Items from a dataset

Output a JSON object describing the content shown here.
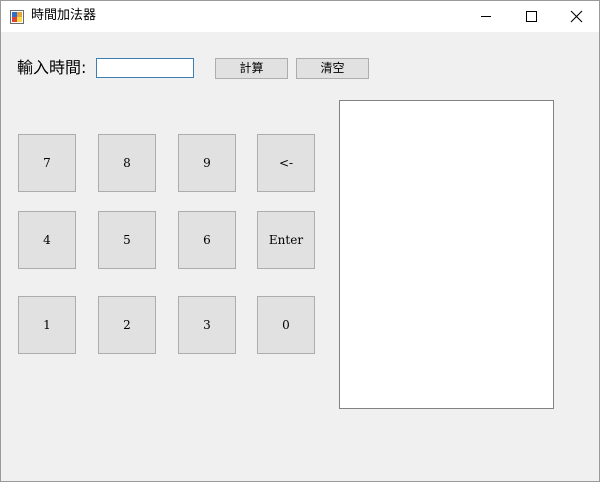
{
  "window": {
    "title": "時間加法器",
    "controls": {
      "minimize": "minimize-icon",
      "maximize": "maximize-icon",
      "close": "close-icon"
    }
  },
  "form": {
    "input_label": "輸入時間:",
    "input_value": "",
    "calc_button": "計算",
    "clear_button": "清空"
  },
  "keypad": {
    "keys": [
      "7",
      "8",
      "9",
      "<-",
      "4",
      "5",
      "6",
      "Enter",
      "1",
      "2",
      "3",
      "0"
    ]
  },
  "output": {
    "text": ""
  },
  "colors": {
    "window_bg": "#f0f0f0",
    "titlebar_bg": "#ffffff",
    "button_bg": "#e1e1e1",
    "button_border": "#adadad",
    "input_border": "#3c7fb1"
  }
}
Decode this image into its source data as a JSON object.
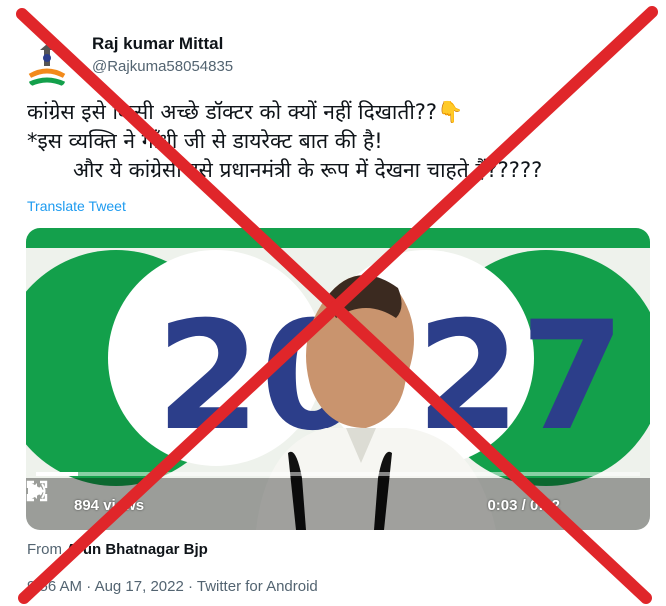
{
  "author": {
    "display_name": "Raj kumar Mittal",
    "handle": "@Rajkuma58054835"
  },
  "tweet": {
    "lines": [
      "कांग्रेस इसे किसी अच्छे डॉक्टर को क्यों नहीं दिखाती??👇",
      "*इस व्यक्ति ने गाँधी जी से डायरेक्ट बात की है!",
      "और ये कांग्रेसी इसे प्रधानमंत्री के रूप में देखना चाहते हैं?????"
    ],
    "translate_label": "Translate Tweet"
  },
  "video": {
    "views": "894 views",
    "time": "0:03 / 0:42",
    "progress": 0.07,
    "backdrop_text_left": "20",
    "backdrop_text_right": "27"
  },
  "source": {
    "prefix": "From",
    "author": "Arun Bhatnagar Bjp"
  },
  "meta": {
    "time": "9:56 AM",
    "separator": "·",
    "date": "Aug 17, 2022",
    "client": "Twitter for Android"
  },
  "colors": {
    "cross_red": "#e0262a",
    "link_blue": "#1d9bf0",
    "muted_gray": "#536471",
    "video_green": "#13a04b",
    "video_navy": "#2c3e8a"
  }
}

**To do**
Set down the records in full and exactly. Do not carry over any image.

**Reply to the exercise**
Output a JSON object describing the content shown here.
{
  "window": {
    "title": "時間加法器",
    "controls": {
      "minimize": "minimize-icon",
      "maximize": "maximize-icon",
      "close": "close-icon"
    }
  },
  "form": {
    "input_label": "輸入時間:",
    "input_value": "",
    "calc_button": "計算",
    "clear_button": "清空"
  },
  "keypad": {
    "keys": [
      "7",
      "8",
      "9",
      "<-",
      "4",
      "5",
      "6",
      "Enter",
      "1",
      "2",
      "3",
      "0"
    ]
  },
  "output": {
    "text": ""
  },
  "colors": {
    "window_bg": "#f0f0f0",
    "titlebar_bg": "#ffffff",
    "button_bg": "#e1e1e1",
    "button_border": "#adadad",
    "input_border": "#3c7fb1"
  }
}
Decode this image into its source data as a JSON object.
{
  "author": {
    "display_name": "Raj kumar Mittal",
    "handle": "@Rajkuma58054835"
  },
  "tweet": {
    "lines": [
      "कांग्रेस इसे किसी अच्छे डॉक्टर को क्यों नहीं दिखाती??👇",
      "*इस व्यक्ति ने गाँधी जी से डायरेक्ट बात की है!",
      "और ये कांग्रेसी इसे प्रधानमंत्री के रूप में देखना चाहते हैं?????"
    ],
    "translate_label": "Translate Tweet"
  },
  "video": {
    "views": "894 views",
    "time": "0:03 / 0:42",
    "progress": 0.07,
    "backdrop_text_left": "20",
    "backdrop_text_right": "27"
  },
  "source": {
    "prefix": "From",
    "author": "Arun Bhatnagar Bjp"
  },
  "meta": {
    "time": "9:56 AM",
    "separator": "·",
    "date": "Aug 17, 2022",
    "client": "Twitter for Android"
  },
  "colors": {
    "cross_red": "#e0262a",
    "link_blue": "#1d9bf0",
    "muted_gray": "#536471",
    "video_green": "#13a04b",
    "video_navy": "#2c3e8a"
  }
}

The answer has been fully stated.